[TASK DIRECTIONS] Count how many lines hold the word "girl" and give that number as the whole answer.

[Collected data entries]
-- BEGIN --

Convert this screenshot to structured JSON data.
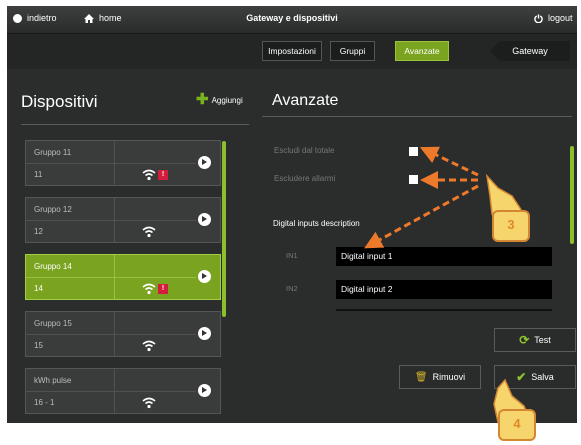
{
  "topbar": {
    "back_label": "indietro",
    "home_label": "home",
    "title": "Gateway e dispositivi",
    "logout_label": "logout"
  },
  "nav": {
    "tabs": [
      "Impostazioni",
      "Gruppi",
      "Avanzate"
    ],
    "active_tab": "Avanzate",
    "gateway_label": "Gateway"
  },
  "left": {
    "title": "Dispositivi",
    "add_label": "Aggiungi",
    "devices": [
      {
        "name": "Gruppo 11",
        "num": "11",
        "badge": "!"
      },
      {
        "name": "Gruppo 12",
        "num": "12"
      },
      {
        "name": "Gruppo 14",
        "num": "14",
        "badge": "!"
      },
      {
        "name": "Gruppo 15",
        "num": "15"
      },
      {
        "name": "kWh pulse",
        "num": "16 - 1"
      }
    ]
  },
  "right": {
    "title": "Avanzate",
    "options": [
      "Escludi dal totale",
      "Escludere allarmi"
    ],
    "inputs_heading": "Digital inputs description",
    "inputs": [
      {
        "label": "IN1",
        "value": "Digital input 1"
      },
      {
        "label": "IN2",
        "value": "Digital input 2"
      }
    ],
    "buttons": {
      "test": "Test",
      "remove": "Rimuovi",
      "save": "Salva"
    }
  },
  "annotations": [
    "3",
    "4"
  ],
  "colors": {
    "accent": "#7aa31f",
    "background": "#2b2c2c",
    "alert": "#d21d3d",
    "callout_arrow": "#ec7a2a"
  }
}
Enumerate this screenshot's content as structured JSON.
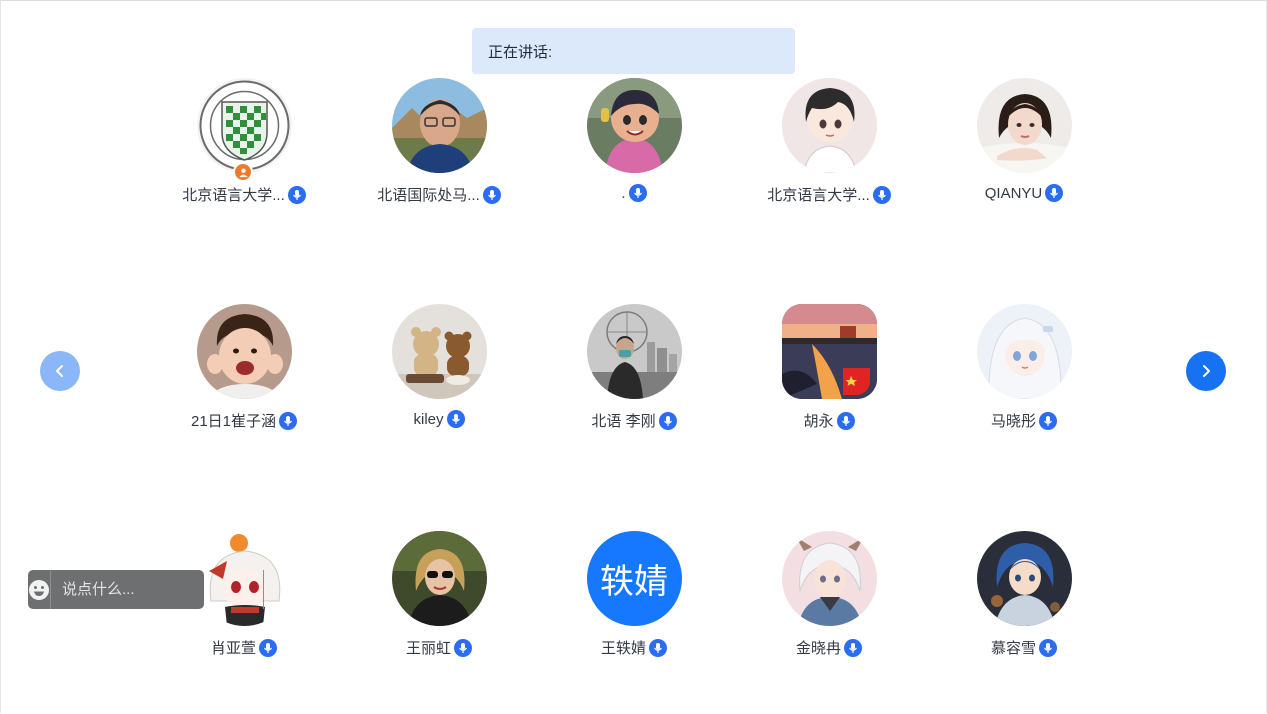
{
  "speaking": {
    "label": "正在讲话:"
  },
  "participants": [
    {
      "name": "北京语言大学...",
      "avatar": "university-seal",
      "badge": "host"
    },
    {
      "name": "北语国际处马...",
      "avatar": "man-glasses-photo"
    },
    {
      "name": ".",
      "avatar": "cartoon-girl"
    },
    {
      "name": "北京语言大学...",
      "avatar": "anime-boy"
    },
    {
      "name": "QIANYU",
      "avatar": "woman-photo"
    },
    {
      "name": "21日1崔子涵",
      "avatar": "child-photo"
    },
    {
      "name": "kiley",
      "avatar": "teddy-bears-photo"
    },
    {
      "name": "北语 李刚",
      "avatar": "man-ferris-wheel-photo"
    },
    {
      "name": "胡永",
      "avatar": "sunset-lake-photo",
      "badge": "flag"
    },
    {
      "name": "马晓彤",
      "avatar": "anime-white-hair-girl"
    },
    {
      "name": "肖亚萱",
      "avatar": "anime-chibi"
    },
    {
      "name": "王丽虹",
      "avatar": "woman-sunglasses-photo"
    },
    {
      "name": "王轶婧",
      "avatar": "text",
      "avatar_text": "轶婧"
    },
    {
      "name": "金晓冉",
      "avatar": "anime-white-hair-man"
    },
    {
      "name": "慕容雪",
      "avatar": "anime-blue-hair-boy"
    }
  ],
  "chat": {
    "placeholder": "说点什么..."
  },
  "colors": {
    "accent": "#1672f3",
    "mic": "#2b6df2",
    "banner": "#dce9fb"
  }
}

-- END --

[RESPONSE FOR THIS EXERCISE] 2